Start Stored rows

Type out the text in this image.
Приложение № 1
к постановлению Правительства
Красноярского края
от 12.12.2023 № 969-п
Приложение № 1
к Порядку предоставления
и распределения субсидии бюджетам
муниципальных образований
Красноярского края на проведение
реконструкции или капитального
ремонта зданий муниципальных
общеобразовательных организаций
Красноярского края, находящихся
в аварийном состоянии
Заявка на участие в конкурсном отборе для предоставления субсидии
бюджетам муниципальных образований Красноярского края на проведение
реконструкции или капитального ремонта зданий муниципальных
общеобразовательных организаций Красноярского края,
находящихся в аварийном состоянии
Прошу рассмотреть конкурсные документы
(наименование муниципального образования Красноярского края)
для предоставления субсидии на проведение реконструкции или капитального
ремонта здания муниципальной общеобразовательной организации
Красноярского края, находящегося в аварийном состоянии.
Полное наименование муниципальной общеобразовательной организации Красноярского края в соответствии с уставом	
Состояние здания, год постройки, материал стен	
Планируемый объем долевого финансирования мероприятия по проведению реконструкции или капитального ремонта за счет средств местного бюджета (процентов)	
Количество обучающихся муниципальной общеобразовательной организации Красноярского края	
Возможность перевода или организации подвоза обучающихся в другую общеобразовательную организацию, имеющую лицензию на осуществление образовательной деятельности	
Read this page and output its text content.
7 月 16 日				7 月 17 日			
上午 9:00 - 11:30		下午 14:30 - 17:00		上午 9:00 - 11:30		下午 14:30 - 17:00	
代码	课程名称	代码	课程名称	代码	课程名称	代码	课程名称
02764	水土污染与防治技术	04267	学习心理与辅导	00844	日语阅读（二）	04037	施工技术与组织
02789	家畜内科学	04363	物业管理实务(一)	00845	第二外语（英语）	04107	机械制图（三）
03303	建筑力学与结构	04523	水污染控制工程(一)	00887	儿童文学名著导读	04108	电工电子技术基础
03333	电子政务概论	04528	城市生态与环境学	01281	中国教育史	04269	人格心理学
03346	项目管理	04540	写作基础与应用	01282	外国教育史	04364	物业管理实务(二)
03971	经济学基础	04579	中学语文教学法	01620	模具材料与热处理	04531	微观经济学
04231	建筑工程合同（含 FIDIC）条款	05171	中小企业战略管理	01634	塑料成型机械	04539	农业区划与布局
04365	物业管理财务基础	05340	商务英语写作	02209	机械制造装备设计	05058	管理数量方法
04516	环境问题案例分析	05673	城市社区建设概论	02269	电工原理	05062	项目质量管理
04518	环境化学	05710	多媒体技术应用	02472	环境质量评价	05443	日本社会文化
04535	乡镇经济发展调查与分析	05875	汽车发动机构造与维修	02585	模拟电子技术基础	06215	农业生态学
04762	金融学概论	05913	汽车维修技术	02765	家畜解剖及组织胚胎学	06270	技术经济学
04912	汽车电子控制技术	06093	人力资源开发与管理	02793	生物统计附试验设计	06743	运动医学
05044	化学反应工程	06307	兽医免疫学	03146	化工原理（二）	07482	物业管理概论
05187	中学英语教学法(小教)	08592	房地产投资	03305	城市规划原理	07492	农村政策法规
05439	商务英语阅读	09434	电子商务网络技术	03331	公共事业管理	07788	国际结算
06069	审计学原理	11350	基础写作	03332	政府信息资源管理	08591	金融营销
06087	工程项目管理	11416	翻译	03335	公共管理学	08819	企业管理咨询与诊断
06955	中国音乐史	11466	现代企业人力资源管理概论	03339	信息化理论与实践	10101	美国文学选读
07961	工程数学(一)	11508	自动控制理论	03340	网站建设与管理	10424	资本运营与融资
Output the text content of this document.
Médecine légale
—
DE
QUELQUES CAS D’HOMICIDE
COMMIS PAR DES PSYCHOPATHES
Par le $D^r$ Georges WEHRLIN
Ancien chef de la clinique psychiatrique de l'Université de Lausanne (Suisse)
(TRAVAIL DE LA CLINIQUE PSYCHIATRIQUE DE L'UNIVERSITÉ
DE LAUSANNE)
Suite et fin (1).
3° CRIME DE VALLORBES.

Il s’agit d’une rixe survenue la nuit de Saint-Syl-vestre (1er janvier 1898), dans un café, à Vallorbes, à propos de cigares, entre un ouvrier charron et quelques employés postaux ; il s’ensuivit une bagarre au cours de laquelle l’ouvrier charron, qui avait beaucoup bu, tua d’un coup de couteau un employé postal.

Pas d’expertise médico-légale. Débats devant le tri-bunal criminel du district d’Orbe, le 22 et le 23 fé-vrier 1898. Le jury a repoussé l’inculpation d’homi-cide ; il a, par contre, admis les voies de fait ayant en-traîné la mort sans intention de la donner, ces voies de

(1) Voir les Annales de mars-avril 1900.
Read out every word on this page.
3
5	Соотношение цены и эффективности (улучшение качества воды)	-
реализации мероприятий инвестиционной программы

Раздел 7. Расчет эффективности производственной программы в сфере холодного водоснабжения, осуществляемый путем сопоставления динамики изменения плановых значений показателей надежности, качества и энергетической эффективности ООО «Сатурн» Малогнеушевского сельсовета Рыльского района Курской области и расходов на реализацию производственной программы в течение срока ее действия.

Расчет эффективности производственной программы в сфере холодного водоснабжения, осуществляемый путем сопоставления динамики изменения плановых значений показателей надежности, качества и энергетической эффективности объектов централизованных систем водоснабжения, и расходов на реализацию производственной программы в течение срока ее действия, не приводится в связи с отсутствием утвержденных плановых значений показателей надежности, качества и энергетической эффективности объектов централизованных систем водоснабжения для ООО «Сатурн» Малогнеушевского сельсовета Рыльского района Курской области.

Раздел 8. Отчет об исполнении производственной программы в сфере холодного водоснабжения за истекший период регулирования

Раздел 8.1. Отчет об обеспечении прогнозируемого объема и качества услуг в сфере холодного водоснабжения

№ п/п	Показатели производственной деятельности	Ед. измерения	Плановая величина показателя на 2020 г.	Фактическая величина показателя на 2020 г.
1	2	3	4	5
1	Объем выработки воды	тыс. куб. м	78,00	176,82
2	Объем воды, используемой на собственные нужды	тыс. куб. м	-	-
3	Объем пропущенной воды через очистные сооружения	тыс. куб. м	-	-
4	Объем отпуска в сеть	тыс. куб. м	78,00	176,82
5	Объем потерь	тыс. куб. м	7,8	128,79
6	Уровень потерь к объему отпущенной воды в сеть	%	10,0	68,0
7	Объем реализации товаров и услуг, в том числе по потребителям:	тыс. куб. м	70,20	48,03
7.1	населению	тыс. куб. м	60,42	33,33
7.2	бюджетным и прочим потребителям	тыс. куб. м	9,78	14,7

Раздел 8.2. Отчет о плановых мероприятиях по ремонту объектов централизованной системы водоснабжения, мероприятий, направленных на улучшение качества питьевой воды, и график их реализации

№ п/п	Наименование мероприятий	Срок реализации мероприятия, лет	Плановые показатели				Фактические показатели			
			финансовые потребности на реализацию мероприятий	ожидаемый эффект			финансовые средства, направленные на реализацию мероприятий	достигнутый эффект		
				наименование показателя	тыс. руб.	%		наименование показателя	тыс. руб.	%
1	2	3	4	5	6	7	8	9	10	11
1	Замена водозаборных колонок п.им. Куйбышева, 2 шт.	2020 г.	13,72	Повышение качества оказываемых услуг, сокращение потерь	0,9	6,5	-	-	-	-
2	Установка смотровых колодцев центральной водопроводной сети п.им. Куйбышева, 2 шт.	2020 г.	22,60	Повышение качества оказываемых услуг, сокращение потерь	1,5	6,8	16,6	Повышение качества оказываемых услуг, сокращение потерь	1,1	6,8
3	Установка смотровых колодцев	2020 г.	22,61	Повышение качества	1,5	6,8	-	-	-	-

End Stored rows

Gather from the entries above all lines that include the string "Read".

Read this page and output its text content.
Read out every word on this page.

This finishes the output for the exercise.